* [WHAT IS REQUIRED]: Go through the lines below. Copy those with "name".

* [EXTRACTED MATERIAL]:
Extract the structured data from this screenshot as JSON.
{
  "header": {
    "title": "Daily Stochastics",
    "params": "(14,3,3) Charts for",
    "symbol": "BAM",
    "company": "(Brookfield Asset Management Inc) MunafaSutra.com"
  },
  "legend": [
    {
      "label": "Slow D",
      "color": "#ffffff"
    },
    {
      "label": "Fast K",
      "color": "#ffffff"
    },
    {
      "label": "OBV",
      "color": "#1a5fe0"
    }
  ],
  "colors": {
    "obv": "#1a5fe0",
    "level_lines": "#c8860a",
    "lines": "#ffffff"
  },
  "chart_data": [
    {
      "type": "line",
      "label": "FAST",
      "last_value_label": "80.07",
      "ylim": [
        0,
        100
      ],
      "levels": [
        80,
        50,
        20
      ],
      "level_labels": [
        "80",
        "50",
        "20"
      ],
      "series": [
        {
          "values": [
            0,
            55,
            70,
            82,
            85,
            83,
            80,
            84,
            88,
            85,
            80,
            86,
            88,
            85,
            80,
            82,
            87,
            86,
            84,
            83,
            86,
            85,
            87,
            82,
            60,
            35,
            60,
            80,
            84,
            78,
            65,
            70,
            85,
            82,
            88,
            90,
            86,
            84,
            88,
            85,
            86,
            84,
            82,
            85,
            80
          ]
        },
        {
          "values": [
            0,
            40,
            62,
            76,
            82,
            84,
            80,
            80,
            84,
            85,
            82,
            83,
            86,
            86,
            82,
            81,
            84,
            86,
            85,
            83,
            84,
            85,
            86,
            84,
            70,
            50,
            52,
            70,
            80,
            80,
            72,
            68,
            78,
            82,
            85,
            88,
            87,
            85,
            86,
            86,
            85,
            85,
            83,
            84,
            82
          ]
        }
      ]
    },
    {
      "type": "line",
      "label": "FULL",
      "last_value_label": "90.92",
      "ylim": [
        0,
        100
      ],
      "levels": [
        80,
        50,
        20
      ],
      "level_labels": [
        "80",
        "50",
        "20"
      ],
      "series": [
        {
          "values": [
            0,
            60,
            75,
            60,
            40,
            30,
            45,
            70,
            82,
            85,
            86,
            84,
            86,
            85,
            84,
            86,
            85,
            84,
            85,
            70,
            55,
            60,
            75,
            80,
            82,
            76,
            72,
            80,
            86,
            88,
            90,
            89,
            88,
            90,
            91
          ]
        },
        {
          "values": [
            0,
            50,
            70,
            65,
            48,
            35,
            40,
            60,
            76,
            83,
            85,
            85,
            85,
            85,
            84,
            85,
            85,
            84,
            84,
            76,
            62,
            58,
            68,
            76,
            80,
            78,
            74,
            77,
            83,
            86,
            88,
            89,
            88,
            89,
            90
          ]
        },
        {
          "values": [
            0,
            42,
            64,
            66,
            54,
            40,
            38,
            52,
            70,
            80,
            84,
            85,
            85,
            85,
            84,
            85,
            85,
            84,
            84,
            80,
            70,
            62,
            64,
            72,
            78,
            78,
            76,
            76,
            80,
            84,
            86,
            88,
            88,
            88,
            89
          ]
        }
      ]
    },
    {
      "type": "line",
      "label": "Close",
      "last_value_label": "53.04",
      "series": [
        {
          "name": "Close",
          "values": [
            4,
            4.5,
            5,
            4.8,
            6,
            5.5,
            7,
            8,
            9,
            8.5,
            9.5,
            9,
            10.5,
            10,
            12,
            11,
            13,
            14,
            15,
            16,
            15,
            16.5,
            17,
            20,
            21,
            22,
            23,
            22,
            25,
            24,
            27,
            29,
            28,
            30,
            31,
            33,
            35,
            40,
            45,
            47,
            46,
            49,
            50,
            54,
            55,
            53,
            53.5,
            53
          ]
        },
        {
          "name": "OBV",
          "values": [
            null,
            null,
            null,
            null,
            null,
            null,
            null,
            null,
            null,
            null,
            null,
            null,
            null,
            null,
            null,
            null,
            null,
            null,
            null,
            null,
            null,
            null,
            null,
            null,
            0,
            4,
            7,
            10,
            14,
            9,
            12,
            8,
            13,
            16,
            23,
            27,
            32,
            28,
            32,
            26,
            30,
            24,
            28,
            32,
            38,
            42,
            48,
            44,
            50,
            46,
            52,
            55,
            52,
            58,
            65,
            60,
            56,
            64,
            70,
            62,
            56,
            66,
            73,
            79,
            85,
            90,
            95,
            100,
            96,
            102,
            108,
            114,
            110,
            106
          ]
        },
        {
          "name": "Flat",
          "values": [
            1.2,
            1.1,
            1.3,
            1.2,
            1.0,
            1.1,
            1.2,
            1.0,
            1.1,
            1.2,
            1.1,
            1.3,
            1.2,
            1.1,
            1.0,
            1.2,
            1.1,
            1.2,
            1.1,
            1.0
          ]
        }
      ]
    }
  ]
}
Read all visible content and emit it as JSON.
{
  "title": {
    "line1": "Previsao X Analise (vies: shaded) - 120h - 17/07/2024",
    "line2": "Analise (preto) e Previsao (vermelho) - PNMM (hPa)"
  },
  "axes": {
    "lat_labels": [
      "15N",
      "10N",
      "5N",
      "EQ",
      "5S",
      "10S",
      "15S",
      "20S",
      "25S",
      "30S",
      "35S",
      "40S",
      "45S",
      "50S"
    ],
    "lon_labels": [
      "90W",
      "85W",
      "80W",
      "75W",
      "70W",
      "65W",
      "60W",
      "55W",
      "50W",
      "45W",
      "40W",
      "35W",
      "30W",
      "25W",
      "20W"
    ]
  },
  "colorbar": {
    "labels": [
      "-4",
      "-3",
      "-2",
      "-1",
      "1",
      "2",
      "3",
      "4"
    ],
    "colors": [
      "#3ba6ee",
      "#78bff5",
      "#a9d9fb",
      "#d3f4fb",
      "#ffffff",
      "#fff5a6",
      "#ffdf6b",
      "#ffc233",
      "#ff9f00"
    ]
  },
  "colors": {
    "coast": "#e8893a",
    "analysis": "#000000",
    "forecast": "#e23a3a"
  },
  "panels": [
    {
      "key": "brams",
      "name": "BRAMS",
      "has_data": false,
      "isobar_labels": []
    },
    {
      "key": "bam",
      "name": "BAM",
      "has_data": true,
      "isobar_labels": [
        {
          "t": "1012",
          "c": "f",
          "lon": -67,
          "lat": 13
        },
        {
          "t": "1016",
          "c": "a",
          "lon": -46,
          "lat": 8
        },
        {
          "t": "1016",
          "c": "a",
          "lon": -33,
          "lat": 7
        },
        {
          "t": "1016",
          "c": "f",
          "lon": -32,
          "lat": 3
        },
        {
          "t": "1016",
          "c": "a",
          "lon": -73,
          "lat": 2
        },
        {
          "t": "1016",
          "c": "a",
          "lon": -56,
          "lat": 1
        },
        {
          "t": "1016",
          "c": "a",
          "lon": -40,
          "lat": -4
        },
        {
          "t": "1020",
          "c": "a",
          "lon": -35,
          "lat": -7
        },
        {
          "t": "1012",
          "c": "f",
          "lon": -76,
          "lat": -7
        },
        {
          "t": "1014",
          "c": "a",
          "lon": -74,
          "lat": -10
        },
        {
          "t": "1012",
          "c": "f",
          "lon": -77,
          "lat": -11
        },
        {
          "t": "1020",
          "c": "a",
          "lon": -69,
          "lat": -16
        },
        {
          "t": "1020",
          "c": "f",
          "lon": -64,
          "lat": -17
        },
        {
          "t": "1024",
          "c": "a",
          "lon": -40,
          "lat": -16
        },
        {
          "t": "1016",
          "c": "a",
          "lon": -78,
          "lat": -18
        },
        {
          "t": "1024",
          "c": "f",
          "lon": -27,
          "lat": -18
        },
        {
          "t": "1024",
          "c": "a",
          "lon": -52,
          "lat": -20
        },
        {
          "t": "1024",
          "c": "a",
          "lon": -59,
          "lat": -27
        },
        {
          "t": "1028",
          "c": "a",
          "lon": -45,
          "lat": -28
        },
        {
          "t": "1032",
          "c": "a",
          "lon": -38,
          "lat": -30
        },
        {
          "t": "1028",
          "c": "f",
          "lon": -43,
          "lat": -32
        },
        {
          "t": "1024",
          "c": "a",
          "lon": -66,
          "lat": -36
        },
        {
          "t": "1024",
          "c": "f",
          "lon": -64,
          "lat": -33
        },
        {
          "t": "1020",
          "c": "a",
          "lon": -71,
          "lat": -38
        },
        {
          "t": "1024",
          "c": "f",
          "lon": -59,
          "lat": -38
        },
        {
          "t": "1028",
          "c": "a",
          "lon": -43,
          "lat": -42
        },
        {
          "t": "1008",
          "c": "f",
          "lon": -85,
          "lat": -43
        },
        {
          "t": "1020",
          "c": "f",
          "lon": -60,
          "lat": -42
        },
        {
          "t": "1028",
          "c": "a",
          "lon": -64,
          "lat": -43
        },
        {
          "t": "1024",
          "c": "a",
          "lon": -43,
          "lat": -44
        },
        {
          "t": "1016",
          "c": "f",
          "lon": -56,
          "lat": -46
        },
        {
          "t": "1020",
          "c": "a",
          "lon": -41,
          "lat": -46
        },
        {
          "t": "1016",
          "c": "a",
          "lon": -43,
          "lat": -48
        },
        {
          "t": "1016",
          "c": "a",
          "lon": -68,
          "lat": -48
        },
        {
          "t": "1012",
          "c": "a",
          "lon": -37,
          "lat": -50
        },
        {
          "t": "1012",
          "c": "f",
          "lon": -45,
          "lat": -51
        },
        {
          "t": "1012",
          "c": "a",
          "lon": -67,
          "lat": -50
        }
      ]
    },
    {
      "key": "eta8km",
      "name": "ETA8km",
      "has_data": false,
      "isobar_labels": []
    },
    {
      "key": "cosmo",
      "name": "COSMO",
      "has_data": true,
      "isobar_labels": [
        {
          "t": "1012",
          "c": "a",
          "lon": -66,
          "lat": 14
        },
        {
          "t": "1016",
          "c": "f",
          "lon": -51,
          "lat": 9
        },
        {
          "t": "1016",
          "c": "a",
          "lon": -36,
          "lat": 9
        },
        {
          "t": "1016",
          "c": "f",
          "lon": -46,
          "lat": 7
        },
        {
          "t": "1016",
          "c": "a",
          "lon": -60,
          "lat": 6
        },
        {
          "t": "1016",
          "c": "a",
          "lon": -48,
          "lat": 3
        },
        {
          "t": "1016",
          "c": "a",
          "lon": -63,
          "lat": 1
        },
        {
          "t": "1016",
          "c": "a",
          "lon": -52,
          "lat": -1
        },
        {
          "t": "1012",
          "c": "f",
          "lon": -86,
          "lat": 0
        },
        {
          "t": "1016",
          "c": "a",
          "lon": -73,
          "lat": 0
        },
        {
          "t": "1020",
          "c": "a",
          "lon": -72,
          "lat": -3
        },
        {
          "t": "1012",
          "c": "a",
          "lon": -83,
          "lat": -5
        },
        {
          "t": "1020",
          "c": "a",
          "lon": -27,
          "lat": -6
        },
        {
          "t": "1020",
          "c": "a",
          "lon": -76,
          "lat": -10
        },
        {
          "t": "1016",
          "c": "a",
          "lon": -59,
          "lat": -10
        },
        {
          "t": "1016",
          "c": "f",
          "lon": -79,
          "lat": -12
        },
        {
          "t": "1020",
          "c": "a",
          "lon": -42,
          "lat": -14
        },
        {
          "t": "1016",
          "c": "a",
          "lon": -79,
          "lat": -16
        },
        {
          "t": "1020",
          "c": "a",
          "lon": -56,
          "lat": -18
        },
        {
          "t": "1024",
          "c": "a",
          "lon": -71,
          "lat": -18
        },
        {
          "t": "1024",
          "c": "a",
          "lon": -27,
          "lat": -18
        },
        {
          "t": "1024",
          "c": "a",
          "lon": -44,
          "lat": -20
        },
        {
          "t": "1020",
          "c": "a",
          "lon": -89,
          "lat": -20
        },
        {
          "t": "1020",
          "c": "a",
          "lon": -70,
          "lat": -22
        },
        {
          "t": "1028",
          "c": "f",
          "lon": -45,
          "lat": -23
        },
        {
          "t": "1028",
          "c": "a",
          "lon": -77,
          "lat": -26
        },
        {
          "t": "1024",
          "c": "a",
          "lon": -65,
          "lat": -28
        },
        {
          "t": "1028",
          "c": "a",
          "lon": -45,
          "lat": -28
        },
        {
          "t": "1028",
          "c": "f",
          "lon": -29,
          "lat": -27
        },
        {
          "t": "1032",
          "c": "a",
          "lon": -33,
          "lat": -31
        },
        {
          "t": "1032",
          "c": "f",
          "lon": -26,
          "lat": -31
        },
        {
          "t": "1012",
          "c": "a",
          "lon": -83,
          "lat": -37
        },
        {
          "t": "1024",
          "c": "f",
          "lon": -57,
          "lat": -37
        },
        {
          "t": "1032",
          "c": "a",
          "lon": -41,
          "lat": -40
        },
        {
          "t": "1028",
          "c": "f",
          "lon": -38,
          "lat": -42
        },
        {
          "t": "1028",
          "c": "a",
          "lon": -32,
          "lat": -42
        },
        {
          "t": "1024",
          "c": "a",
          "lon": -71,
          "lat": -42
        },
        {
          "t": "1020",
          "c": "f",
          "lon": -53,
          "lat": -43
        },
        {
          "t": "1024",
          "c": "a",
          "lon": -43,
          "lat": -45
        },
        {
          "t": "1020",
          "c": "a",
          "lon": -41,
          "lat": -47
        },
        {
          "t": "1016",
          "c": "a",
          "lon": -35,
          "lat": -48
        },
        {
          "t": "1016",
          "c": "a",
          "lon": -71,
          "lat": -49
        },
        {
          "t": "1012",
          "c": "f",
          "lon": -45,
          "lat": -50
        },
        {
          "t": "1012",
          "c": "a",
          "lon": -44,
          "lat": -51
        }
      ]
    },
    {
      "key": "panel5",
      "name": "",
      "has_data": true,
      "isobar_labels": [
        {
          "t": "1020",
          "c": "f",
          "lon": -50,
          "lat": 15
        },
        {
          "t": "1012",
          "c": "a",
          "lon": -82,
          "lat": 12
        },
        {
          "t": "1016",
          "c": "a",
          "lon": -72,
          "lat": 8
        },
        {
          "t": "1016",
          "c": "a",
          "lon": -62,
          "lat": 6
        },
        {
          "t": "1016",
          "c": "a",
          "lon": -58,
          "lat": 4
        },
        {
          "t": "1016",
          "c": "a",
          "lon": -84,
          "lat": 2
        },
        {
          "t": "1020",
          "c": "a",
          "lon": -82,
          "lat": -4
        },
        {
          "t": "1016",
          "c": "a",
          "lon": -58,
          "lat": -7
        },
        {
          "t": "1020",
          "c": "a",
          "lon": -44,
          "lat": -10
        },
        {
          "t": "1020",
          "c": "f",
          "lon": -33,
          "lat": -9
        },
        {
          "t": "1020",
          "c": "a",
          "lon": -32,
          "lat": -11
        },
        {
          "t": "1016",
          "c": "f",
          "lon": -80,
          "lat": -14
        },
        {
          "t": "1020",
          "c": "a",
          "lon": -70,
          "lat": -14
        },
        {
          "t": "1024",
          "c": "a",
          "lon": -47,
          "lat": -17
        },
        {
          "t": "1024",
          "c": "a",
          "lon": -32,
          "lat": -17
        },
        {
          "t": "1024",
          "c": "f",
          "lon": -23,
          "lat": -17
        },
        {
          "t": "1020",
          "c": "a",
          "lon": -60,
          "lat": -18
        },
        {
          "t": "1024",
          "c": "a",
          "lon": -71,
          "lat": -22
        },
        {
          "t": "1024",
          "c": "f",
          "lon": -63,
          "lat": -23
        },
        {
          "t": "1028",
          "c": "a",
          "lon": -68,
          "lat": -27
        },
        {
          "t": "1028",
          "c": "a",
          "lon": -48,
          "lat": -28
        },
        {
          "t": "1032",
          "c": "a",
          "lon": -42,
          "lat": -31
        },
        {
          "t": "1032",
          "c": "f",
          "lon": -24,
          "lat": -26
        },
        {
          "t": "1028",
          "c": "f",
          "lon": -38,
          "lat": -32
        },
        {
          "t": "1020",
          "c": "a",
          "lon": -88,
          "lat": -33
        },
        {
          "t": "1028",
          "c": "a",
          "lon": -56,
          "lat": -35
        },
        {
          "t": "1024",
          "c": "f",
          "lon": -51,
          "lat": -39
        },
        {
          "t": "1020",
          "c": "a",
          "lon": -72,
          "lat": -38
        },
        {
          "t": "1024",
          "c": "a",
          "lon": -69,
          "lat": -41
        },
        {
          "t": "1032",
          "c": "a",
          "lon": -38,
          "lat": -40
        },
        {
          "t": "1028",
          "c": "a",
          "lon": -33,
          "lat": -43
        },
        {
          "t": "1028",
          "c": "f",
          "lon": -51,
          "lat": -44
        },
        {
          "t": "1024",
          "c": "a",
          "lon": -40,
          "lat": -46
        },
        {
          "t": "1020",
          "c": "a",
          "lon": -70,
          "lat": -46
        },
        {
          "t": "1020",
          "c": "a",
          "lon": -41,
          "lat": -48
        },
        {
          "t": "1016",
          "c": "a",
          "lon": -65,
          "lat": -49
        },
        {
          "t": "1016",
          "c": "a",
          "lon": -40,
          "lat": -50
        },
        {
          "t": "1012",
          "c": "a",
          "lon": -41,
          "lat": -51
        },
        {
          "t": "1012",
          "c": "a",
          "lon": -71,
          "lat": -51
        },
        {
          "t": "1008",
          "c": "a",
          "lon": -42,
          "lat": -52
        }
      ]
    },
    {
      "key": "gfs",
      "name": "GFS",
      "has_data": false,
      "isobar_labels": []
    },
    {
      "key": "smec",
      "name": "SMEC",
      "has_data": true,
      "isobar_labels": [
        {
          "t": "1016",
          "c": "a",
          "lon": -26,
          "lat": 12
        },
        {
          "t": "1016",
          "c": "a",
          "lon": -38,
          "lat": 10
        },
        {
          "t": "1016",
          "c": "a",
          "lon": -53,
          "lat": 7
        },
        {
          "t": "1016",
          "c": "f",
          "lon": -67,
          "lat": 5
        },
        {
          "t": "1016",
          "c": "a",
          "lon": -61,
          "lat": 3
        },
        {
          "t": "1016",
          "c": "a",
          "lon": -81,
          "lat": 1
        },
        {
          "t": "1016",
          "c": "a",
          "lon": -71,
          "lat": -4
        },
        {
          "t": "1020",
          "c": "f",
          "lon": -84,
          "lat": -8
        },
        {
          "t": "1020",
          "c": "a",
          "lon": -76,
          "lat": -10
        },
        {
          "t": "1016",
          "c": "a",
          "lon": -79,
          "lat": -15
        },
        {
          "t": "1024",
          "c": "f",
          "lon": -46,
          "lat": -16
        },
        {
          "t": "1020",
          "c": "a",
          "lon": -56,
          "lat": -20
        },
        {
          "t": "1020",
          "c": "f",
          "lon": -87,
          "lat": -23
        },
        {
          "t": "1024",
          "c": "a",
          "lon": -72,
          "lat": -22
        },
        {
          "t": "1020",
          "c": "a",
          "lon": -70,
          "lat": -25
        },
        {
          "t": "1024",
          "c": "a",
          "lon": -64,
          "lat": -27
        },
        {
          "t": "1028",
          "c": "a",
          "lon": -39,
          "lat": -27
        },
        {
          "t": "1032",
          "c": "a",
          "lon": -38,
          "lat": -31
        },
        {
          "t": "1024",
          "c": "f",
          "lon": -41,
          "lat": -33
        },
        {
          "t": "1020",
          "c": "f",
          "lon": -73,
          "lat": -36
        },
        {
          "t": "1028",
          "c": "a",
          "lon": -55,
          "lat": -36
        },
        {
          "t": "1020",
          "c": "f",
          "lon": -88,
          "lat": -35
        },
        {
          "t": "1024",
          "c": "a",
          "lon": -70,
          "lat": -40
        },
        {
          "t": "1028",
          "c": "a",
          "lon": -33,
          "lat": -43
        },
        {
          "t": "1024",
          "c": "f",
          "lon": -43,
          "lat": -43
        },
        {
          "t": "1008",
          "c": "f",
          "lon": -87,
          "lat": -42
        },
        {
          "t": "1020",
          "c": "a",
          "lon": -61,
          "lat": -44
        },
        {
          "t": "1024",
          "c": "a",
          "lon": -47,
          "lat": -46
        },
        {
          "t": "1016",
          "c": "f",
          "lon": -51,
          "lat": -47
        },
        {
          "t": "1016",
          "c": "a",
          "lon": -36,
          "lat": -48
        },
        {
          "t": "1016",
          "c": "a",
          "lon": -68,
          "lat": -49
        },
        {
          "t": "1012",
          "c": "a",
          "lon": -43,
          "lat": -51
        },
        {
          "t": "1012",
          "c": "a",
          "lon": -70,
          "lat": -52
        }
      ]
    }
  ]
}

* [CORRECT RESULT]:
          "name": "Close",
          "name": "OBV",
          "name": "Flat",
      "name": "BRAMS",
      "name": "BAM",
      "name": "ETA8km",
      "name": "COSMO",
      "name": "",
      "name": "GFS",
      "name": "SMEC",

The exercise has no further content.